---------- Records for this exercise

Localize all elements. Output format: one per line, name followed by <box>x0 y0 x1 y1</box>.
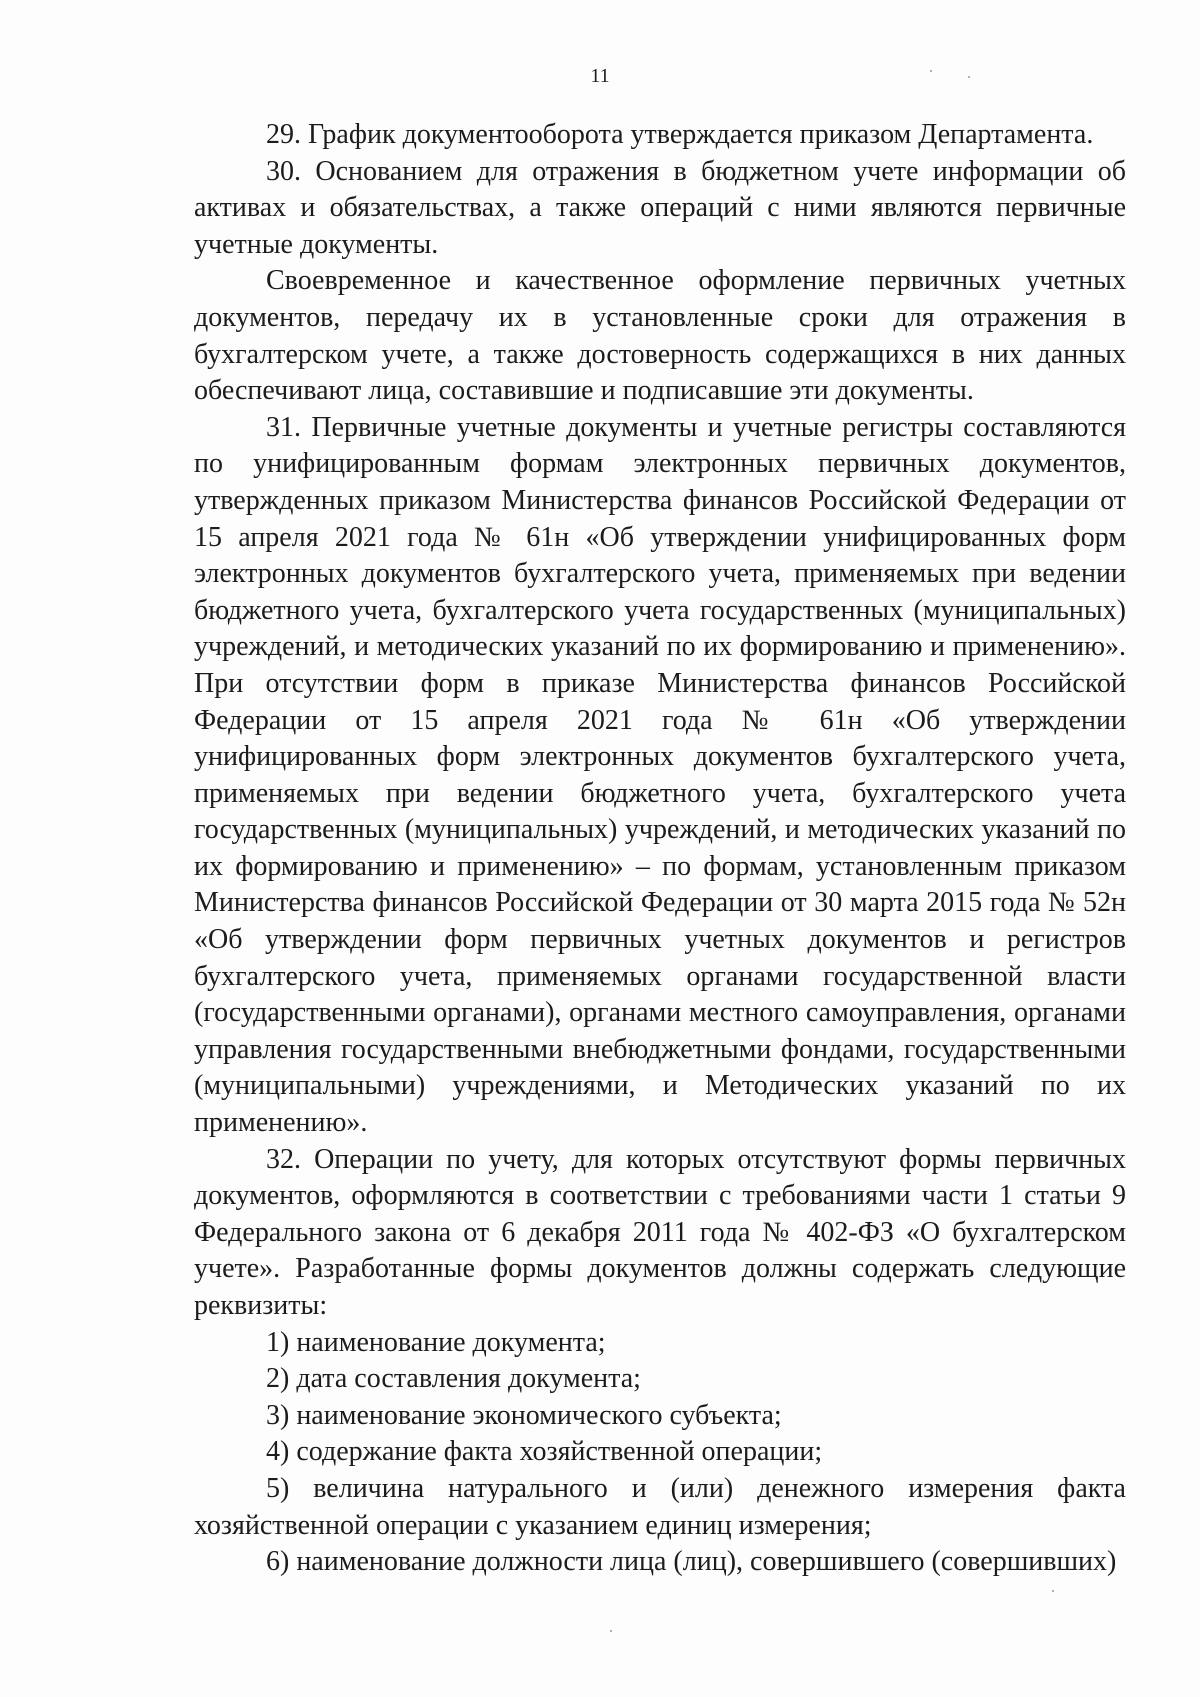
scan-speck <box>930 70 932 72</box>
paragraph-32: 32. Операции по учету, для которых отсутствуют формы первичных документов, оформляются в соответствии с требованиями части 1 статьи 9 Федерального закона от 6 декабря 2011 года № 402-ФЗ «О бухгалтерском учете». Разработанные формы документов должны содержать следующие реквизиты: <box>194 1143 1126 1321</box>
paragraph-31: 31. Первичные учетные документы и учетные регистры составляются по унифицированным формам электронных первичных документов, утвержденных приказом Министерства финансов Российской Федерации от 15 апреля 2021 года № 61н «Об утверждении унифицированных форм электронных документов бухгалтерского учета, применяемых при ведении бюджетного учета, бухгалтерского учета государственных (муниципальных) учреждений, и методических указаний по их формированию и применению». При отсутствии форм в приказе Министерства финансов Российской Федерации от 15 апреля 2021 года № 61н «Об утверждении унифицированных форм электронных документов бухгалтерского учета, применяемых при ведении бюджетного учета, бухгалтерского учета государственных (муниципальных) учреждений, и методических указаний по их формированию и применению» – по формам, установленным приказом Министерства финансов Российской Федерации от 30 марта 2015 года № 52н «Об утверждении форм первичных учетных документов и регистров бухгалтерского учета, применяемых органами государственной власти (государственными органами), органами местного самоуправления, органами управления государственными внебюджетными фондами, государственными (муниципальными) учреждениями, и Методических указаний по их применению». <box>194 411 1126 1139</box>
paragraph-29: 29. График документооборота утверждается приказом Департамента. <box>266 119 1094 150</box>
paragraph-30-continuation: Своевременное и качественное оформление первичных учетных документов, передачу их в установленные сроки для отражения в бухгалтерском учете, а также достоверность содержащихся в них данных обеспечивают лица, составившие и подписавшие эти документы. <box>194 265 1126 407</box>
scan-speck <box>610 1630 612 1632</box>
scan-speck <box>1052 1590 1054 1592</box>
list-item: 5) величина натурального и (или) денежного измерения факта хозяйственной операции с указанием единиц измерения; <box>194 1472 1126 1541</box>
page-number: 11 <box>590 65 610 87</box>
list-item: 2) дата составления документа; <box>266 1363 641 1395</box>
scan-speck <box>968 76 970 78</box>
document-body <box>194 117 1126 1581</box>
paragraph-30: 30. Основанием для отражения в бюджетном учете информации об активах и обязательствах, а также операций с ними являются первичные учетные документы. <box>194 155 1126 260</box>
list-item: 6) наименование должности лица (лиц), совершившего (совершивших) <box>266 1546 1117 1578</box>
list-item: 4) содержание факта хозяйственной операции; <box>266 1436 823 1468</box>
list-item: 1) наименование документа; <box>266 1326 606 1358</box>
list-item: 3) наименование экономического субъекта; <box>266 1399 782 1431</box>
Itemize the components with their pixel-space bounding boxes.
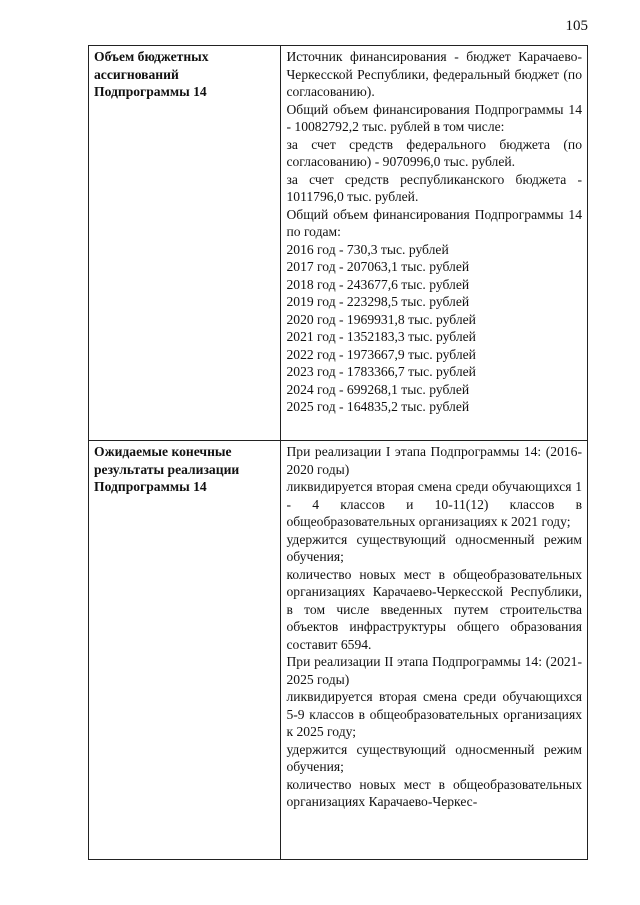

--------------------

### Your task
Format the lines from the one containing "scan-speck <box>930 70 932 72</box>" through the one containing "paragraph-29: 29. График" as a Markdown table with columns Row and Line, leaving out blank lines.

### Answer to this problem
| Row | Line |
|---|---|
| 1 | scan-speck <box>930 70 932 72</box> |
| 2 | paragraph-32: 32. Операции по учету, для которых отсутствуют формы первичных документов, оформляются в соответствии с требованиями части 1 статьи 9 Федерального закона от 6 декабря 2011 года № 402-ФЗ «О бухгалтерском учете». Разработанные формы документов должны содержать следующие реквизиты: <box>194 1143 1126 1321</box> |
| 3 | paragraph-31: 31. Первичные учетные документы и учетные регистры составляются по унифицированным формам электронных первичных документов, утвержденных приказом Министерства финансов Российской Федерации от 15 апреля 2021 года № 61н «Об утверждении унифицированных форм электронных документов бухгалтерского учета, применяемых при ведении бюджетного учета, бухгалтерского учета государственных (муниципальных) учреждений, и методических указаний по их формированию и применению». При отсутствии форм в приказе Министерства финансов Российской Федерации от 15 апреля 2021 года № 61н «Об утверждении унифицированных форм электронных документов бухгалтерского учета, применяемых при ведении бюджетного учета, бухгалтерского учета государственных (муниципальных) учреждений, и методических указаний по их формированию и применению» – по формам, установленным приказом Министерства финансов Российской Федерации от 30 марта 2015 года № 52н «Об утверждении форм первичных учетных документов и регистров бухгалтерского учета, применяемых органами государственной власти (государственными органами), органами местного самоуправления, органами управления государственными внебюджетными фондами, государственными (муниципальными) учреждениями, и Методических указаний по их применению». <box>194 411 1126 1139</box> |
| 4 | paragraph-29: 29. График документооборота утверждается приказом Департамента. <box>266 119 1094 150</box> |